Work to complete | Below are some records; retype all of them exactly.

Records for the exercise |
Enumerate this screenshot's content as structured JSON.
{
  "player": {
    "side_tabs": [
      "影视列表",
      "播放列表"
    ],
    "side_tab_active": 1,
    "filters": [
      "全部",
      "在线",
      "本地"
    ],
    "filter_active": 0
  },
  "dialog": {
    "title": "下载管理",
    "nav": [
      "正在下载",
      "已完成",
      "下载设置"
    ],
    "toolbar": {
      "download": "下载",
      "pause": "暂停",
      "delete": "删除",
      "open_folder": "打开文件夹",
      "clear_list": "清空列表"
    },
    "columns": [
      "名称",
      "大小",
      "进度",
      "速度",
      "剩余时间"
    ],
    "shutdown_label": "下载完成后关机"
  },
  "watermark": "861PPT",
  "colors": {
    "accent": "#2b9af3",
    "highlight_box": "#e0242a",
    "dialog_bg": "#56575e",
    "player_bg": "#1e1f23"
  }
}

Solution to this task |
Enumerate this screenshot's content as structured JSON.
{
  "player": {
    "side_tabs": [
      "影视列表",
      "播放列表"
    ],
    "side_tab_active": 1,
    "filters": [
      "全部",
      "在线",
      "本地"
    ],
    "filter_active": 0
  },
  "dialog": {
    "title": "下载管理",
    "nav": [
      "正在下载",
      "已完成",
      "下载设置"
    ],
    "toolbar": {
      "download": "下载",
      "pause": "暂停",
      "delete": "删除",
      "open_folder": "打开文件夹",
      "clear_list": "清空列表"
    },
    "columns": [
      "名称",
      "大小",
      "进度",
      "速度",
      "剩余时间"
    ],
    "shutdown_label": "下载完成后关机"
  },
  "watermark": "861PPT",
  "colors": {
    "accent": "#2b9af3",
    "highlight_box": "#e0242a",
    "dialog_bg": "#56575e",
    "player_bg": "#1e1f23"
  }
}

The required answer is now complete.